**RECORDS PROVIDED:**
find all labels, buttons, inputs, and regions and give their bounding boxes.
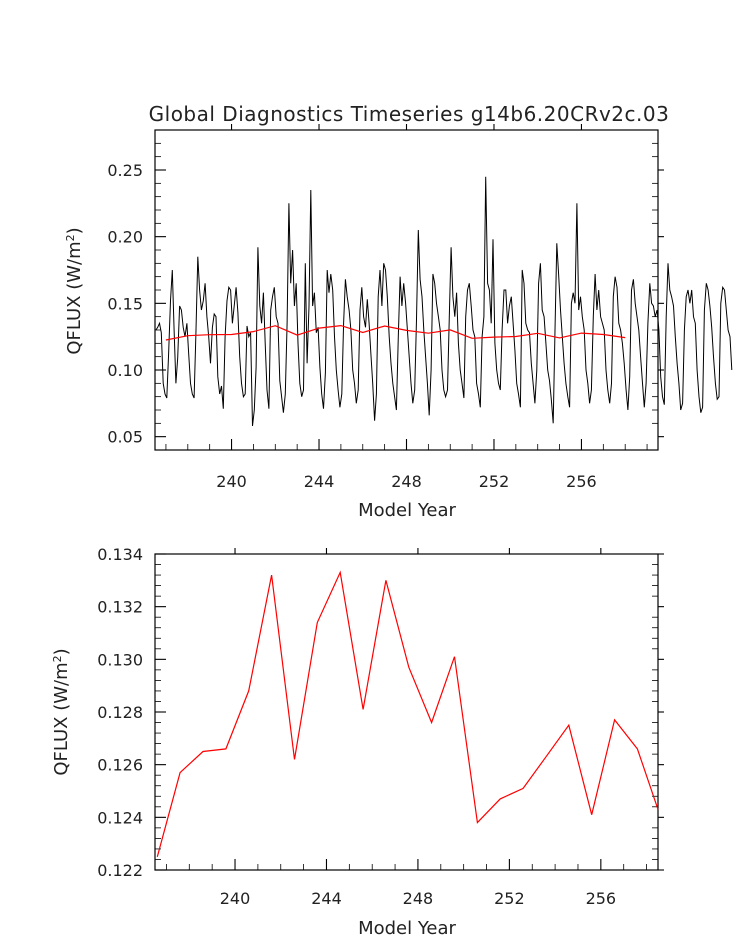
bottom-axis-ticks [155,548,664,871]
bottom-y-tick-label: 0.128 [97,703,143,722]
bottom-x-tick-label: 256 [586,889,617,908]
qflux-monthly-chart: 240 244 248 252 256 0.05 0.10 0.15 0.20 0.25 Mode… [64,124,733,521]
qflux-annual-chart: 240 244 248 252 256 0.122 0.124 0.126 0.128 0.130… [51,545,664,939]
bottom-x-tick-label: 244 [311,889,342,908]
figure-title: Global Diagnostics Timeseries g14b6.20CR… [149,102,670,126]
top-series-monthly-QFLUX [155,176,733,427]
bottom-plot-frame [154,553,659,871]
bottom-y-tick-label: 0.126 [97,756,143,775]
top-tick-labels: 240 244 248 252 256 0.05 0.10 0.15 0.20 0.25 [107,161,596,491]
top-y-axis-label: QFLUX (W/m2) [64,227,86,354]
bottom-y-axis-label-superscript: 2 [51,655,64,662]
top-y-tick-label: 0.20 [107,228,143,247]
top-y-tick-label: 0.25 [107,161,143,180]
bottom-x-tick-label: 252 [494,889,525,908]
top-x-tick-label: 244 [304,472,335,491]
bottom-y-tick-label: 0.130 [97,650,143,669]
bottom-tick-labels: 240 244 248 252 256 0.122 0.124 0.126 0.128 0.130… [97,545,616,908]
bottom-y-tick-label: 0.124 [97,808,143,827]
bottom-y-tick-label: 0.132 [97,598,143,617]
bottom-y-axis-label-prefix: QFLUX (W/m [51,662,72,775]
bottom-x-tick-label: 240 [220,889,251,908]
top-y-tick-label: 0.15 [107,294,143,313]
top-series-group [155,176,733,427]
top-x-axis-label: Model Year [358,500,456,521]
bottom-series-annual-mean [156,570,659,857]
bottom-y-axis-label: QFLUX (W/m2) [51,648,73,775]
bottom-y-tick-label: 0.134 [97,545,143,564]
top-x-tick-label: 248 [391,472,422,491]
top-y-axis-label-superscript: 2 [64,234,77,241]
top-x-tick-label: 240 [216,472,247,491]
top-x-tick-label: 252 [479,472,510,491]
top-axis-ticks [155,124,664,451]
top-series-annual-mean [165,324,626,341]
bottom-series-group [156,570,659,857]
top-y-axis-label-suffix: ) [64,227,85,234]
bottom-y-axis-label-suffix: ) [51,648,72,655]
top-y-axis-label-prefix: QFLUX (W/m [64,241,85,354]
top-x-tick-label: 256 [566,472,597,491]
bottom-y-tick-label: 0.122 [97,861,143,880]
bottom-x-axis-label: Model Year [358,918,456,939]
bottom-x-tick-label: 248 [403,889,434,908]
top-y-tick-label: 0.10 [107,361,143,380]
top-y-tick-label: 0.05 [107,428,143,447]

==

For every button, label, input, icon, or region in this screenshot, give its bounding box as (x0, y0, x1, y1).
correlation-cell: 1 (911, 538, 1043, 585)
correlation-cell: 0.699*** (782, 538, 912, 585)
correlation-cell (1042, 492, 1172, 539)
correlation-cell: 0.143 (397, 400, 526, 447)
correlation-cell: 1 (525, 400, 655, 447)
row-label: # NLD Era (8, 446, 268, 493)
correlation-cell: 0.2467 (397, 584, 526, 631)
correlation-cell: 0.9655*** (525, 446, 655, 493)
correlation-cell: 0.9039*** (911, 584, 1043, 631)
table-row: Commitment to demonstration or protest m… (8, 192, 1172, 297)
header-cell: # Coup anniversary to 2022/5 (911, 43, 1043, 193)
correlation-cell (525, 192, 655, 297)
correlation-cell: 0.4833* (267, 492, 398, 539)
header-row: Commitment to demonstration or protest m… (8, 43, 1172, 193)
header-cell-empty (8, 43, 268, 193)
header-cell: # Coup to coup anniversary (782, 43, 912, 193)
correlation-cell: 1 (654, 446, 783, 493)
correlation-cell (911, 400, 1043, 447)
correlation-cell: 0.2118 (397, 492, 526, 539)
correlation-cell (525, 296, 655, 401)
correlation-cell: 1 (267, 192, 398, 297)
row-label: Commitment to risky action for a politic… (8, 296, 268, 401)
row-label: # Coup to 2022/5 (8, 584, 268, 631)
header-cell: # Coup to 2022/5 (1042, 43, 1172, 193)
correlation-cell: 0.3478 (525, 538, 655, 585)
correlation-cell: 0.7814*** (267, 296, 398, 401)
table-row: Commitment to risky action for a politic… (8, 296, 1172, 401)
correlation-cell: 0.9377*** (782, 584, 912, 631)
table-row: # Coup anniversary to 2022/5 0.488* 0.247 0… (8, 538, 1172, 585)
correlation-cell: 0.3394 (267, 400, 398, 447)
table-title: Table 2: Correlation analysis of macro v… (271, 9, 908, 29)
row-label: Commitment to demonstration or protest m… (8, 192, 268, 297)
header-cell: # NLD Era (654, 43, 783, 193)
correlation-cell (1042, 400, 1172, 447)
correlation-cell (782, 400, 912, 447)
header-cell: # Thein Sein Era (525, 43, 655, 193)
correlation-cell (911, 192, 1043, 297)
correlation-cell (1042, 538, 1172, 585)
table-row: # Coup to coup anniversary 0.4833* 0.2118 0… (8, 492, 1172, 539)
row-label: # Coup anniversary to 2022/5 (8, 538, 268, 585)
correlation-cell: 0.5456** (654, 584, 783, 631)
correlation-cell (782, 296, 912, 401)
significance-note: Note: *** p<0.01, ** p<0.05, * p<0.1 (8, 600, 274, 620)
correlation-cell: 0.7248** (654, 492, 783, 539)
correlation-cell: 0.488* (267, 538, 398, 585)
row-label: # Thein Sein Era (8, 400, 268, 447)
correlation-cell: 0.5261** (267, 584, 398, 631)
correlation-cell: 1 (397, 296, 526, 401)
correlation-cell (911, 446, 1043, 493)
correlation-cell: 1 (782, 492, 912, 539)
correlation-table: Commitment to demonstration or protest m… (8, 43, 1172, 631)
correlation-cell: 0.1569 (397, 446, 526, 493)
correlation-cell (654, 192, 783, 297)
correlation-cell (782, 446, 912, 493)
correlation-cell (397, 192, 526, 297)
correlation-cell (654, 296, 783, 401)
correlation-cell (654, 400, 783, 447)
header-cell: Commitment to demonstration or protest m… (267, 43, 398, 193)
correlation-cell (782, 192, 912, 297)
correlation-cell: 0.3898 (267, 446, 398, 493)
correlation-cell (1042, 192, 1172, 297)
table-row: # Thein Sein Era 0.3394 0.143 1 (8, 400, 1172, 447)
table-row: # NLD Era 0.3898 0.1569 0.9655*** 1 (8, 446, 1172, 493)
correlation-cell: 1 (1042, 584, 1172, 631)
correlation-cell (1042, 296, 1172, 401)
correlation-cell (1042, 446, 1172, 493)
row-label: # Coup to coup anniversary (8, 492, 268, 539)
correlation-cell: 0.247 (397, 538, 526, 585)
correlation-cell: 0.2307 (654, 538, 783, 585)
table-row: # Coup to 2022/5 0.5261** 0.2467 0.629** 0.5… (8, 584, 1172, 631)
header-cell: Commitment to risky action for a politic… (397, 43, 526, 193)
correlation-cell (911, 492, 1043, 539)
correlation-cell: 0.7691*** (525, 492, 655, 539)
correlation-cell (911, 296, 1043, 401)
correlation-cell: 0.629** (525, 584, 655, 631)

---

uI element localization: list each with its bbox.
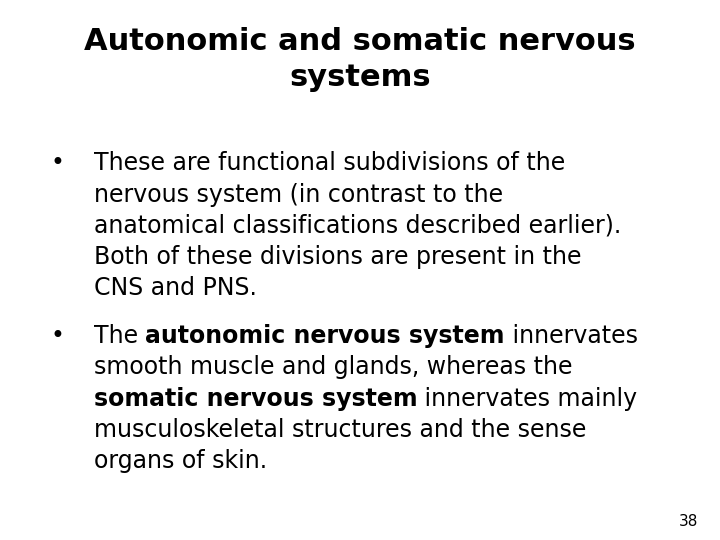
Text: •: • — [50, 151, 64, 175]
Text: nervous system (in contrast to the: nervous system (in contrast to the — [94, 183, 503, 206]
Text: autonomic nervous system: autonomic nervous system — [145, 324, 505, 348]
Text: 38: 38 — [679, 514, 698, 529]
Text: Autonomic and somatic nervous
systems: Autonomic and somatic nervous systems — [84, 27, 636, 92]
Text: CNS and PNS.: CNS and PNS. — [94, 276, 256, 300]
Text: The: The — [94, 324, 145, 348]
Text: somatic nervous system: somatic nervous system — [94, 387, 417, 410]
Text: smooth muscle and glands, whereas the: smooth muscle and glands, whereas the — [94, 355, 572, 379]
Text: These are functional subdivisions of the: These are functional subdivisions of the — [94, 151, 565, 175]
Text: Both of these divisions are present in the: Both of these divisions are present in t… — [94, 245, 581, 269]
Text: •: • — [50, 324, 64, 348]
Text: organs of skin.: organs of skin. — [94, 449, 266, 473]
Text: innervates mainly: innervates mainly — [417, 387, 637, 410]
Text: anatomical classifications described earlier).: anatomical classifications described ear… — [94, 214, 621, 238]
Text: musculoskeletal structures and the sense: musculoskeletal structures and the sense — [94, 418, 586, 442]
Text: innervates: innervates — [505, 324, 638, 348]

**SHORT PROBLEM:**
Extract the rows of the third block verbatim, beginning at the line with "Text: •: • — [50, 151, 64, 175]" and ending at the line with "systems: Autonomic and", both included.

**ANSWER BELOW:**
Text: •: • — [50, 151, 64, 175]
Text: nervous system (in contrast to the: nervous system (in contrast to the — [94, 183, 503, 206]
Text: autonomic nervous system: autonomic nervous system — [145, 324, 505, 348]
Text: 38: 38 — [679, 514, 698, 529]
Text: Autonomic and somatic nervous
systems: Autonomic and somatic nervous systems — [84, 27, 636, 92]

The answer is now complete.